Nas linhas que seguem, abordar-se-á, de forma didática, o direito constitucional, quer em seu objeto de estudo, quer em suas peculiaridades, quer em sua interdisciplinaridade com outros ramos jurídicos.
O Direito Constitucional é uma ciência jurídica inserida na ciência geral do Direito. Muitos problemas apresentados em outras áreas do Direito dependem do Direito Constitucional, e só podem ser resolvidos pelo estudo e reflexão da Constituição.
Erroneamente, muitos pensam que o Direito Constitucional tem como objeto de estudo somente a Constituição, o que não é verdade, pois, em sua essência, a Constituição transmite ideias de filósofos e pensadores.
Estudar o Direito Constitucional é estudar de forma apaixonada a história das Constituições e a história da humanidade. A curiosidade e a vontade são características essenciais daqueles que se aventuram no estudo dessa área, que influencia no desenvolvimento da vida de todos nós, como indivíduos, como sociedade e como humanidade. Assim, não é possível compreender profundamente a Constituição sem conhecer a história, sem ter um enquadramento histórico de cenas políticas nacionais e estrangeiras.
Para compreender o Direito Constitucional, é necessário saber que sua origem está atrelada a uma ideologia denominada Constitucionalismo. Essa ideologia fixou o princípio de que o poder exercido pelo governo deve ser limitado para a indispensável garantia dos direitos de uma comunidade, legitimando, com isso, o aparecimento da Constituição, sendo um documento político, estruturado de forma sistemática e racional, no qual se declaram os direitos e se fixam os limites do poder.
No Brasil, pode-se entender o conceito de Constituição como um documento escrito, que declara os direitos humanos fundamentais e seus instrumentos de garantia, organiza o Estado e o Poder mediante estruturas que o conduzam à limitação de seu exercício.

DADOS EXTRAÍDOS -

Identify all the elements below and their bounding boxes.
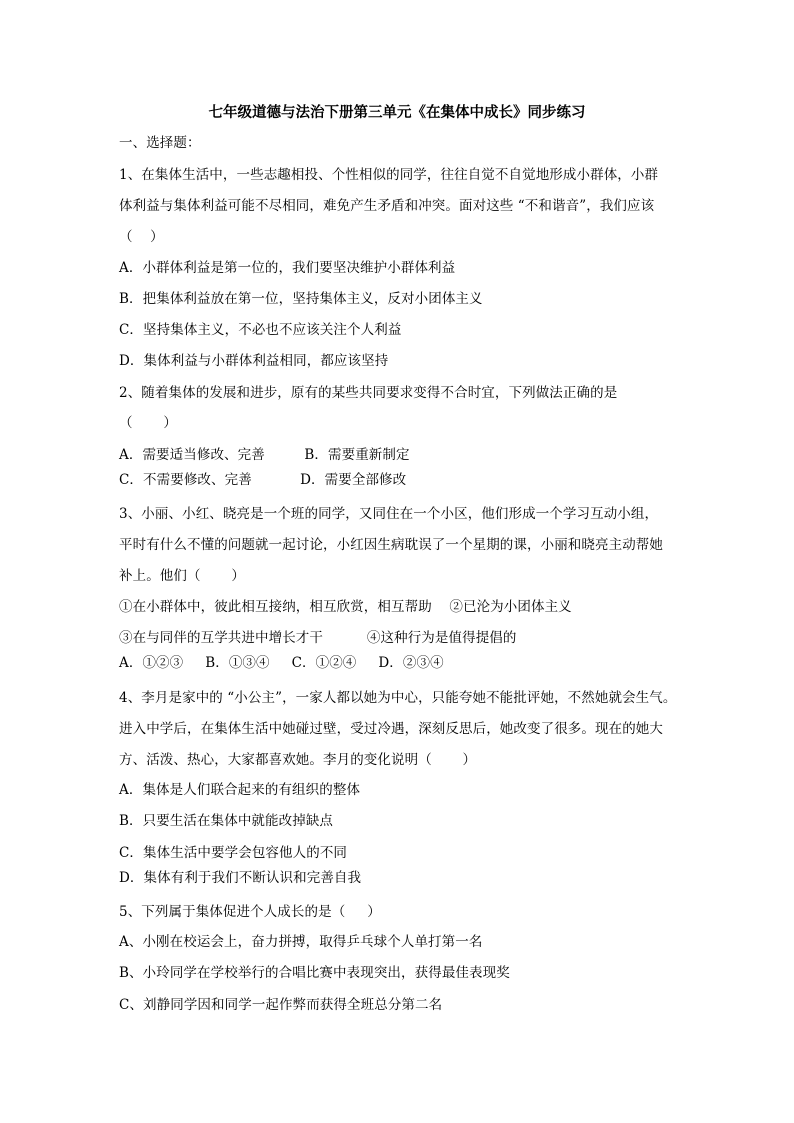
q1-option-d: D．集体利益与小群体利益相同，都应该坚持 (119, 353, 389, 369)
q2-options-row1: A．需要适当修改、完善 B．需要重新制定 (119, 447, 410, 463)
q3-statements-row1: ①在小群体中，彼此相互接纳，相互欣赏，相互帮助 ②已沦为小团体主义 (119, 599, 572, 615)
q2-options-row2: C．不需要修改、完善 D．需要全部修改 (119, 472, 407, 488)
q5-option-a: A、小刚在校运会上，奋力拼搏，取得乒乓球个人单打第一名 (119, 934, 483, 950)
q3-stem-line3: 补上。他们（ ） (119, 568, 245, 584)
section-heading: 一、选择题： (119, 135, 201, 151)
q4-option-a: A．集体是人们联合起来的有组织的整体 (119, 782, 361, 798)
q4-stem-line3: 方、活泼、热心，大家都喜欢她。李月的变化说明（ ） (119, 752, 477, 768)
q3-choices: A．①②③ B．①③④ C．①②④ D．②③④ (119, 655, 444, 671)
q1-option-b: B．把集体利益放在第一位，坚持集体主义，反对小团体主义 (119, 291, 483, 307)
q3-statements-row2: ③在与同伴的互学共进中增长才干 ④这种行为是值得提倡的 (119, 630, 517, 646)
q4-option-b: B．只要生活在集体中就能改掉缺点 (119, 813, 334, 829)
q4-stem-line2: 进入中学后，在集体生活中她碰过壁，受过冷遇，深刻反思后，她改变了很多。现在的她大 (119, 721, 663, 737)
q4-stem-line1: 4、李月是家中的 “小公主”，一家人都以她为中心，只能夸她不能批评她，不然她就会生气。 (119, 690, 677, 706)
q2-stem-line2: （ ） (119, 415, 177, 431)
q5-option-c: C、刘静同学因和同学一起作弊而获得全班总分第二名 (119, 997, 443, 1013)
q1-stem-line2: 体利益与集体利益可能不尽相同，难免产生矛盾和冲突。面对这些 “不和谐音”，我们应该 (119, 198, 655, 214)
q5-stem: 5、下列属于集体促进个人成长的是（ ） (119, 904, 381, 920)
q4-option-d: D．集体有利于我们不断认识和完善自我 (119, 870, 362, 886)
q4-option-c: C．集体生活中要学会包容他人的不同 (119, 845, 348, 861)
q1-option-a: A．小群体利益是第一位的，我们要坚决维护小群体利益 (119, 260, 456, 276)
q5-option-b: B、小玲同学在学校举行的合唱比赛中表现突出，获得最佳表现奖 (119, 965, 510, 981)
q1-stem-line3: （ ） (119, 229, 164, 245)
q3-stem-line2: 平时有什么不懂的问题就一起讨论，小红因生病耽误了一个星期的课，小丽和晓亮主动帮她 (119, 537, 663, 553)
q1-stem-line1: 1、在集体生活中，一些志趣相投、个性相似的同学，往往自觉不自觉地形成小群体，小群 (119, 167, 659, 183)
page-title: 七年级道德与法治下册第三单元《在集体中成长》同步练习 (208, 104, 586, 121)
q1-option-c: C．坚持集体主义，不必也不应该关注个人利益 (119, 322, 402, 338)
q3-stem-line1: 3、小丽、小红、晓亮是一个班的同学，又同住在一个小区，他们形成一个学习互动小组， (119, 506, 659, 522)
q2-stem-line1: 2、随着集体的发展和进步，原有的某些共同要求变得不合时宜，下列做法正确的是 (119, 385, 618, 401)
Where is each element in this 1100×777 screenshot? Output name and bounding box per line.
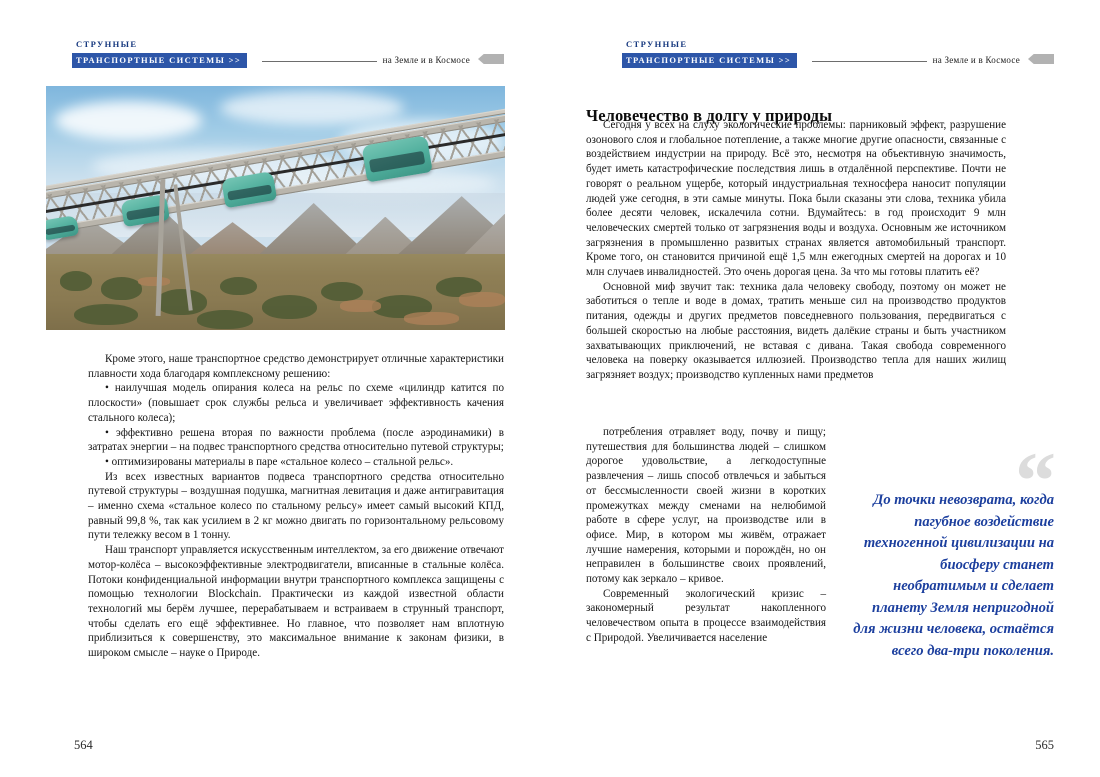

OBJETIVO DA TAREFA - Redigite na íntegra o texto sobre direito constitucional, sem qualquer alteração. Os dados não têm papel algum aqui.

RESPOSTA DA TAREFA -
Nas linhas que seguem, abordar-se-á, de forma didática, o direito constitucional, quer em seu objeto de estudo, quer em suas peculiaridades, quer em sua interdisciplinaridade com outros ramos jurídicos.
O Direito Constitucional é uma ciência jurídica inserida na ciência geral do Direito. Muitos problemas apresentados em outras áreas do Direito dependem do Direito Constitucional, e só podem ser resolvidos pelo estudo e reflexão da Constituição.
Erroneamente, muitos pensam que o Direito Constitucional tem como objeto de estudo somente a Constituição, o que não é verdade, pois, em sua essência, a Constituição transmite ideias de filósofos e pensadores.
Estudar o Direito Constitucional é estudar de forma apaixonada a história das Constituições e a história da humanidade. A curiosidade e a vontade são características essenciais daqueles que se aventuram no estudo dessa área, que influencia no desenvolvimento da vida de todos nós, como indivíduos, como sociedade e como humanidade. Assim, não é possível compreender profundamente a Constituição sem conhecer a história, sem ter um enquadramento histórico de cenas políticas nacionais e estrangeiras.
Para compreender o Direito Constitucional, é necessário saber que sua origem está atrelada a uma ideologia denominada Constitucionalismo. Essa ideologia fixou o princípio de que o poder exercido pelo governo deve ser limitado para a indispensável garantia dos direitos de uma comunidade, legitimando, com isso, o aparecimento da Constituição, sendo um documento político, estruturado de forma sistemática e racional, no qual se declaram os direitos e se fixam os limites do poder.
No Brasil, pode-se entender o conceito de Constituição como um documento escrito, que declara os direitos humanos fundamentais e seus instrumentos de garantia, organiza o Estado e o Poder mediante estruturas que o conduzam à limitação de seu exercício.